───── Material shown

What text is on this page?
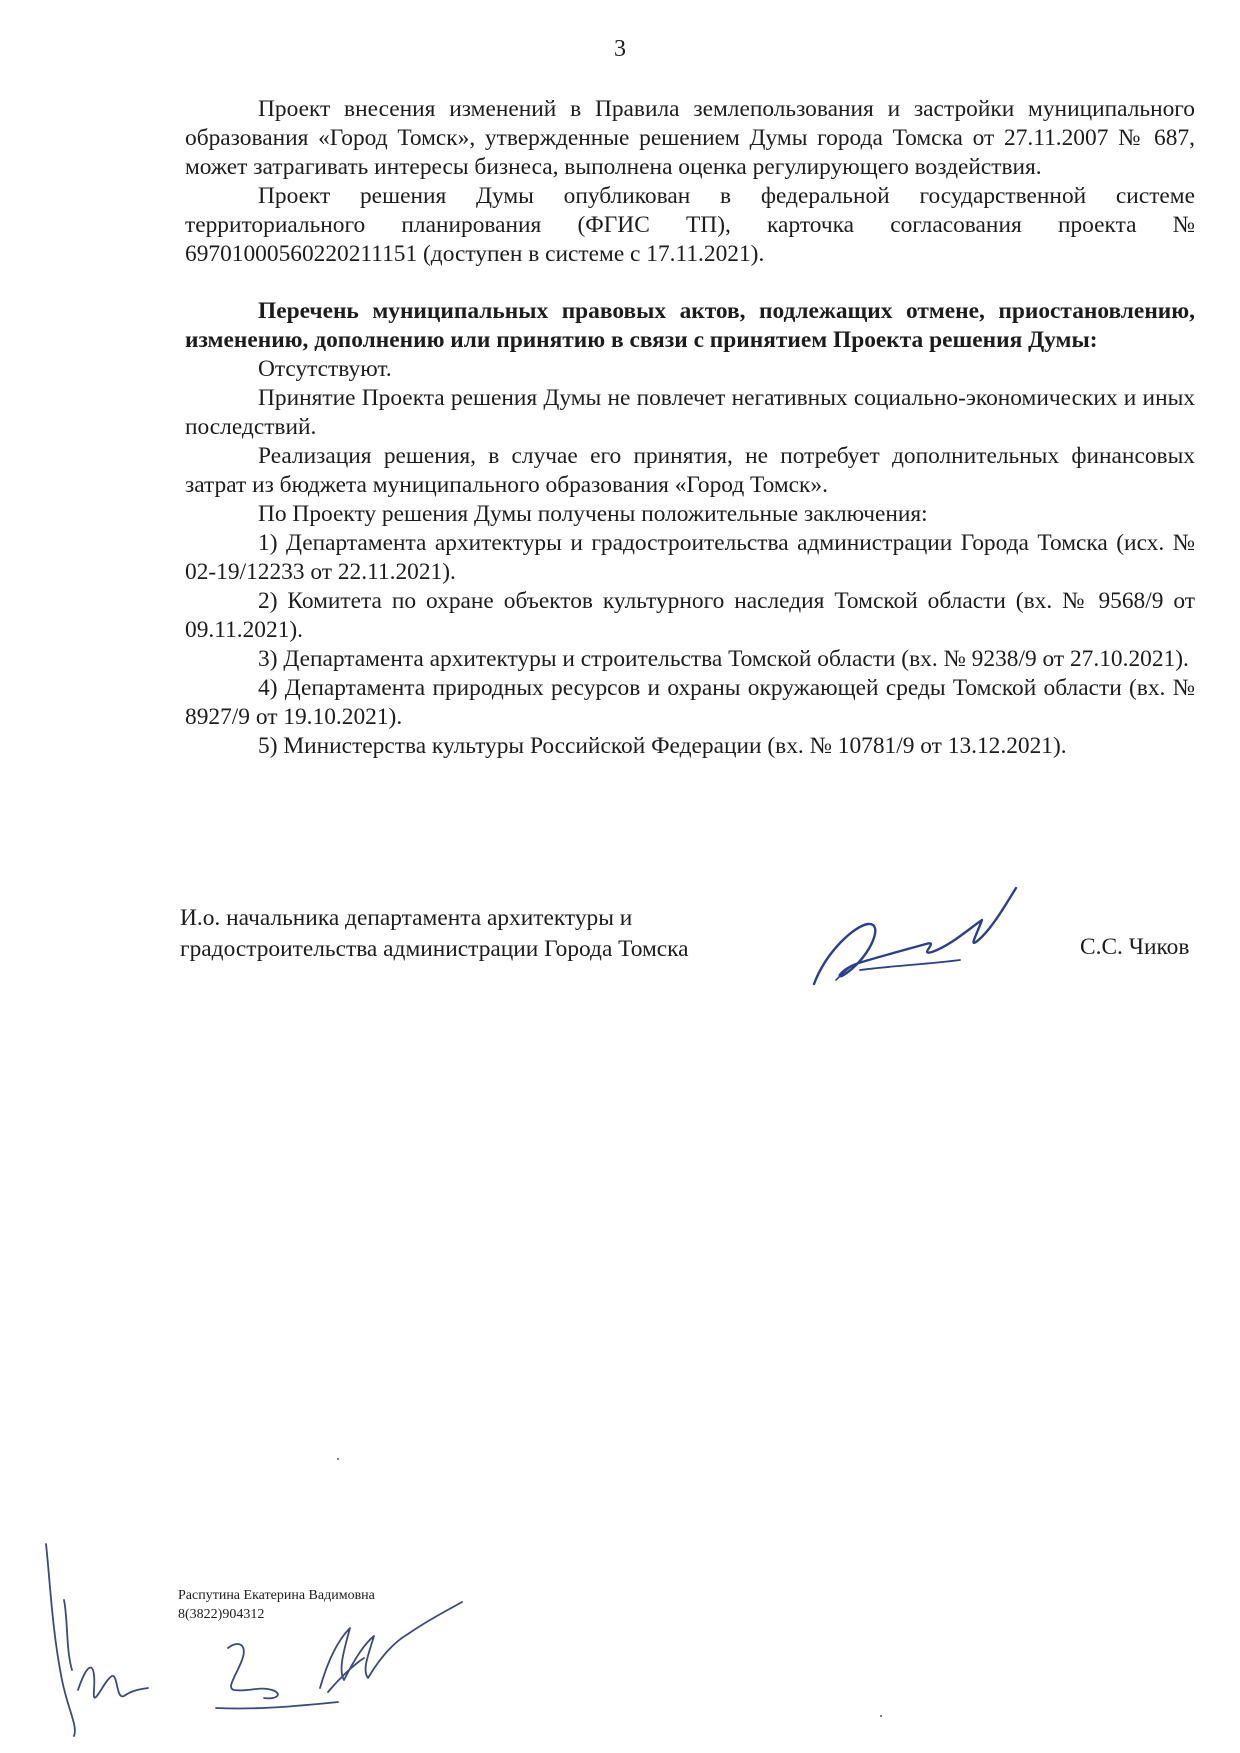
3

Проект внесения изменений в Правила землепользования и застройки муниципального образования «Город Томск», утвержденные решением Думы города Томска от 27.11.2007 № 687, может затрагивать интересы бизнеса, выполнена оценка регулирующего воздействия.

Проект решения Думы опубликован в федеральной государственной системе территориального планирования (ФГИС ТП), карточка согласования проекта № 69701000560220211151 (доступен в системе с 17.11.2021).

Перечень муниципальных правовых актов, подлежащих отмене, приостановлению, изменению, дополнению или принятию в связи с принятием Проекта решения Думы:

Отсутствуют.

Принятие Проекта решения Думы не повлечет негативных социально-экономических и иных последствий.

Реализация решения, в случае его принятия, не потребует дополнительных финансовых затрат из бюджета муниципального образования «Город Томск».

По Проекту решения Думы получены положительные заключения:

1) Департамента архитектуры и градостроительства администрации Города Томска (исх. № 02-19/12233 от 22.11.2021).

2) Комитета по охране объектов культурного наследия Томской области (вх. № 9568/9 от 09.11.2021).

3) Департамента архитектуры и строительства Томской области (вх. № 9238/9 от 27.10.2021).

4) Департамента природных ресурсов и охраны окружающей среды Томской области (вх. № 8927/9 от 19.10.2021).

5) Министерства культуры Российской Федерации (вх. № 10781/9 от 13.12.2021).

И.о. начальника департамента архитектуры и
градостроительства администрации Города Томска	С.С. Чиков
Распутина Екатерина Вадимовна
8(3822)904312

──────────
───── Material shown

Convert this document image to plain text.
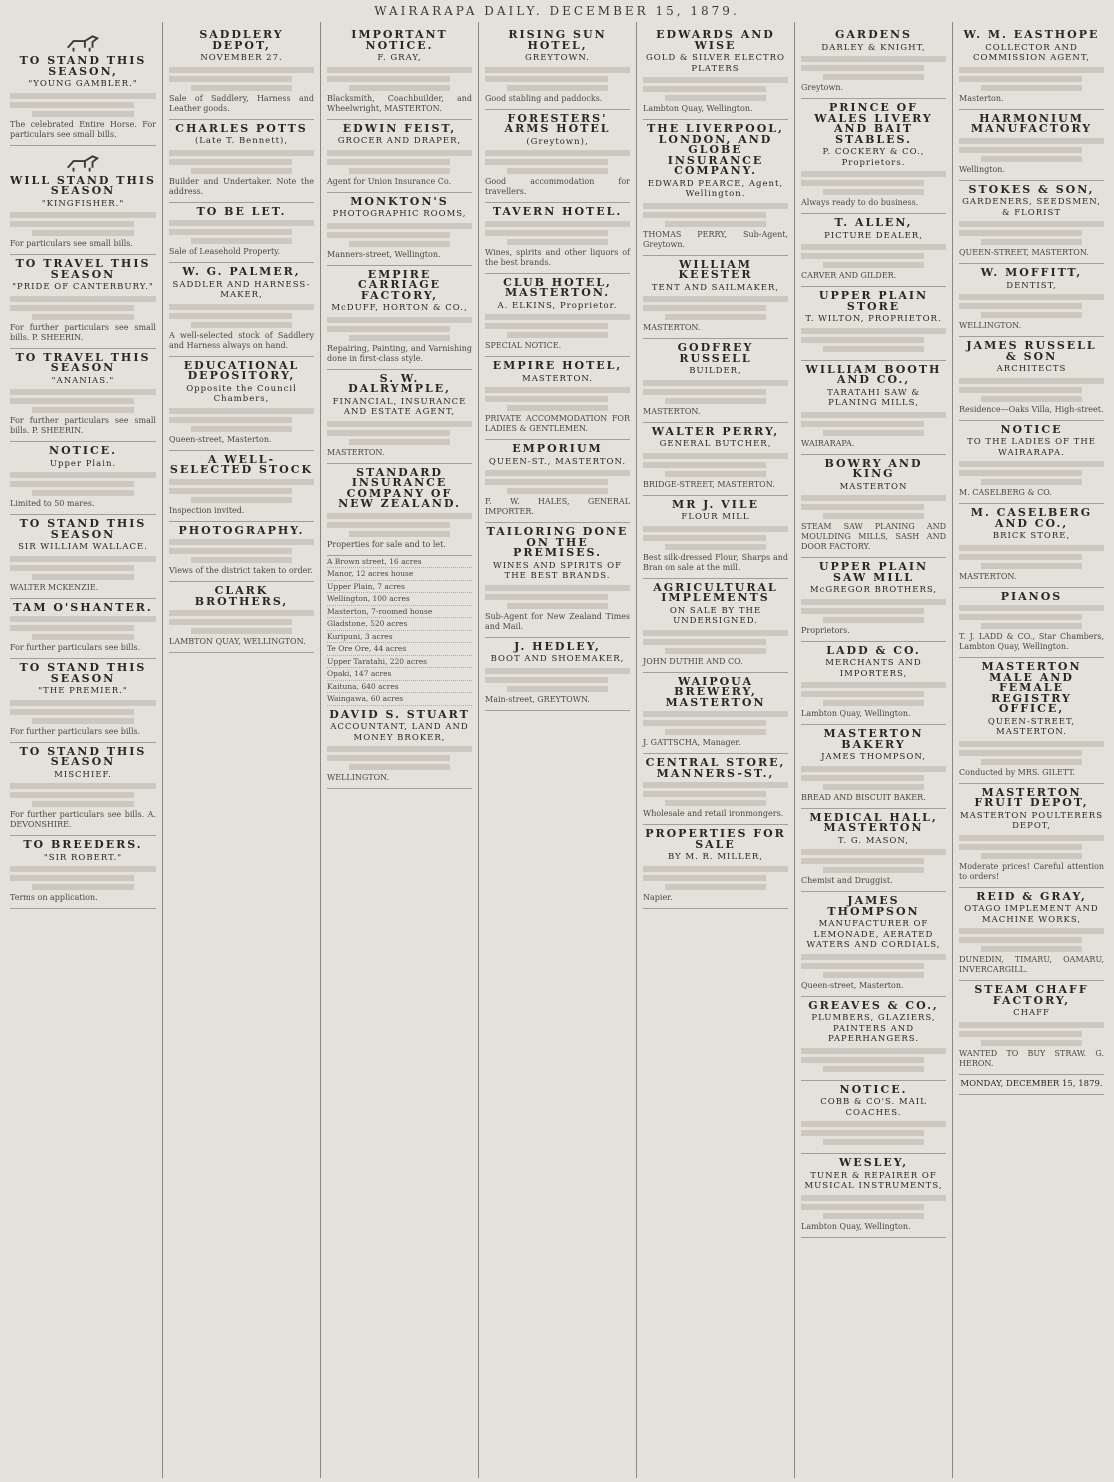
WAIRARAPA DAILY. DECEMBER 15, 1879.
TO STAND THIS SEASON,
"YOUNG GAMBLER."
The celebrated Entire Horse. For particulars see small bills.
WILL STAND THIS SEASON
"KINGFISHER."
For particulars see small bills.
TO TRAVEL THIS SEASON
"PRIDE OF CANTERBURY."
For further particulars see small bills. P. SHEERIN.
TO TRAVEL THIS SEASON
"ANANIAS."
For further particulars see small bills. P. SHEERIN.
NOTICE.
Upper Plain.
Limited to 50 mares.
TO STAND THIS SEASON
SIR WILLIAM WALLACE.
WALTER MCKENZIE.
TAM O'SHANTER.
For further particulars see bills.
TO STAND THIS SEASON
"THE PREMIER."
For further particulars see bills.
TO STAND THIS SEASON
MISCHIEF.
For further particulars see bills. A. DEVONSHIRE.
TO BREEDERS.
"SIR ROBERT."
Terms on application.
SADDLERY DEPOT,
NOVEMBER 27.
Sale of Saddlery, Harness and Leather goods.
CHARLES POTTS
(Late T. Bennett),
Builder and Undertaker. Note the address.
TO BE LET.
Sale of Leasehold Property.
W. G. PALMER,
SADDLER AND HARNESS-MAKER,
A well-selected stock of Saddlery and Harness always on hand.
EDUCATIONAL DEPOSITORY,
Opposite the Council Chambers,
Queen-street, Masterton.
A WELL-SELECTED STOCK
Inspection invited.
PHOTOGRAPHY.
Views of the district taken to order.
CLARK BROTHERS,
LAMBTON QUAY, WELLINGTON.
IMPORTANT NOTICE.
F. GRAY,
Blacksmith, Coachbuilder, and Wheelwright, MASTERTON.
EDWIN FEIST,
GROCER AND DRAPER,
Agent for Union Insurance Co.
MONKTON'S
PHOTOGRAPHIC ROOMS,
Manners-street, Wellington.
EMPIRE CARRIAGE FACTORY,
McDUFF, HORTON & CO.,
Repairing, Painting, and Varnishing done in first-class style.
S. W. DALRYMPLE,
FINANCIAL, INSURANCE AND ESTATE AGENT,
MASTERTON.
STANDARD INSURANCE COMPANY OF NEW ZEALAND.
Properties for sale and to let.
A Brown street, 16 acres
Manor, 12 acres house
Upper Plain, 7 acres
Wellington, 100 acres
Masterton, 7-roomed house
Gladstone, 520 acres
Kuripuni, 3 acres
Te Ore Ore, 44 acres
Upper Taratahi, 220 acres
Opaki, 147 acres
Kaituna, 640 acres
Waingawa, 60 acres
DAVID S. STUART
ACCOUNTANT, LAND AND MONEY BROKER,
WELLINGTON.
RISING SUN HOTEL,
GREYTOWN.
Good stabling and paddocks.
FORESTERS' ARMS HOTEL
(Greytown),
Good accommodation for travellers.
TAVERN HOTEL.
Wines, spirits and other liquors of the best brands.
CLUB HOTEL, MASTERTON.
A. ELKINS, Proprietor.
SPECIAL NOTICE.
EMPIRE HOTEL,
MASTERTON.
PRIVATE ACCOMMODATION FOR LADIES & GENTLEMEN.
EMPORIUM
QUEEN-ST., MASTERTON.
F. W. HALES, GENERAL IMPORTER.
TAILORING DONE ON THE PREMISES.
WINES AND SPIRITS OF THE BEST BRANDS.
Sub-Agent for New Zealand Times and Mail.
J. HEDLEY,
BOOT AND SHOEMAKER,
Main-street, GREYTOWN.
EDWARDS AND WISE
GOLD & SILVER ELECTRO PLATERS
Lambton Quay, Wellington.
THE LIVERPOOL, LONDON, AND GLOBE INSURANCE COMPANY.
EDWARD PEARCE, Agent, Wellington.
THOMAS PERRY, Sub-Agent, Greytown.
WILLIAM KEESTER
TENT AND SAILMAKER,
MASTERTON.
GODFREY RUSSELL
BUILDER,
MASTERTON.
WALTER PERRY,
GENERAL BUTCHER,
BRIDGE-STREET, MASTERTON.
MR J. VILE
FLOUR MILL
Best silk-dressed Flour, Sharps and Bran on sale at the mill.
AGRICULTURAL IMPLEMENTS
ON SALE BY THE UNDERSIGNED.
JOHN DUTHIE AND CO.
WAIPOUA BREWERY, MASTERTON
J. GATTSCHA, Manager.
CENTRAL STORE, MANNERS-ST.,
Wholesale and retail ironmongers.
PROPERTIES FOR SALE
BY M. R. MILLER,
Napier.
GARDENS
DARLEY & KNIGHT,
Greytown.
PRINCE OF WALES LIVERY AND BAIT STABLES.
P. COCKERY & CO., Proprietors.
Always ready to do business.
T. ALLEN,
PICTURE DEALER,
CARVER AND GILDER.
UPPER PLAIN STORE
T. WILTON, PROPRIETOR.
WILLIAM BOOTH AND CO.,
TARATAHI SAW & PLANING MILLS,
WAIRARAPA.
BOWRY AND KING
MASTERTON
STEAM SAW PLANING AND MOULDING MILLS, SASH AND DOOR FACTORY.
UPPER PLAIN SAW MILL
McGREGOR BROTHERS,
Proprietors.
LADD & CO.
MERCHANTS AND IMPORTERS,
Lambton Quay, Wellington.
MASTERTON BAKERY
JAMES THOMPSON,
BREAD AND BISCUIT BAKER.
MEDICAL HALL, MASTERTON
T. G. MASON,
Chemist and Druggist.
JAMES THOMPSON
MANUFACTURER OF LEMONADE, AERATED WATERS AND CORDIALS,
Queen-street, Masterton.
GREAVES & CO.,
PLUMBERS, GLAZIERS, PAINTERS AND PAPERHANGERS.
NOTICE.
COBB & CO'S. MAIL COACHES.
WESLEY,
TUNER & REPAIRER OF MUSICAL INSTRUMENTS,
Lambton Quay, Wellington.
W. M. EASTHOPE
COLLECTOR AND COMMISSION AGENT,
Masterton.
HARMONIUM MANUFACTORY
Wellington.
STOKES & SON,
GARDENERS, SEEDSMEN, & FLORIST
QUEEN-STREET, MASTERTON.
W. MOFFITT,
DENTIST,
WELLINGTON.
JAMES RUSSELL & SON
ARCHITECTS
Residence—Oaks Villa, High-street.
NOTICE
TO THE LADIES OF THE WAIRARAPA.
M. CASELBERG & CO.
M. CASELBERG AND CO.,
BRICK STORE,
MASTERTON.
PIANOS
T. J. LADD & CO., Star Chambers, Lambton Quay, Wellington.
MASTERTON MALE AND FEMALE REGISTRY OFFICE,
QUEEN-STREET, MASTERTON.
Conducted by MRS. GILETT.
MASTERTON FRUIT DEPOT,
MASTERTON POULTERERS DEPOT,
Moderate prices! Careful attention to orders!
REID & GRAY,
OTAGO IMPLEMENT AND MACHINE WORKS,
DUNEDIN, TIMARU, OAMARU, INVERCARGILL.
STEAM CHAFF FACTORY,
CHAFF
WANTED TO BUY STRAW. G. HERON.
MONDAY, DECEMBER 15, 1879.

──────────
───── Material shown

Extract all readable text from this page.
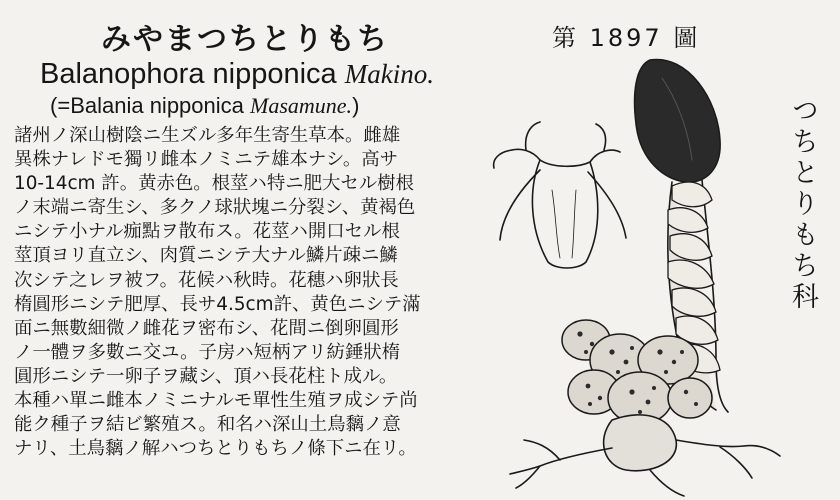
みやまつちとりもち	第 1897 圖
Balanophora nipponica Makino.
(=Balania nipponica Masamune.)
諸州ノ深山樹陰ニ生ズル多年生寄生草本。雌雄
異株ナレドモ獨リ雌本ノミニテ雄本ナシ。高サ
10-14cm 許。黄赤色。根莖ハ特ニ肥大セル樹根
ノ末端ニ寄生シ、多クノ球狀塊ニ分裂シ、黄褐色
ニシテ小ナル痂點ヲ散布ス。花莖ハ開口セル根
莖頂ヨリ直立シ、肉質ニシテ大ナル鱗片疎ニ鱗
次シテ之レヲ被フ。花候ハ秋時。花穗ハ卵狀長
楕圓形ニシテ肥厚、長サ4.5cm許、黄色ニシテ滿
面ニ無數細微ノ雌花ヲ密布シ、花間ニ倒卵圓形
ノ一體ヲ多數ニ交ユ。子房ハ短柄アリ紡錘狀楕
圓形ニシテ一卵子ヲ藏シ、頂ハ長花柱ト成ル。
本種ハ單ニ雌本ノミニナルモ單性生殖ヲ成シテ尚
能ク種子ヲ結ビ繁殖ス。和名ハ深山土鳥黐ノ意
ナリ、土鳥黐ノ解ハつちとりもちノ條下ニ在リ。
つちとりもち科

──────────

Short task: Within the listing above, copy each line that has the string "STORE".

Answer below:
CENTRAL STORE, MANNERS-ST.,
UPPER PLAIN STORE
BRICK STORE,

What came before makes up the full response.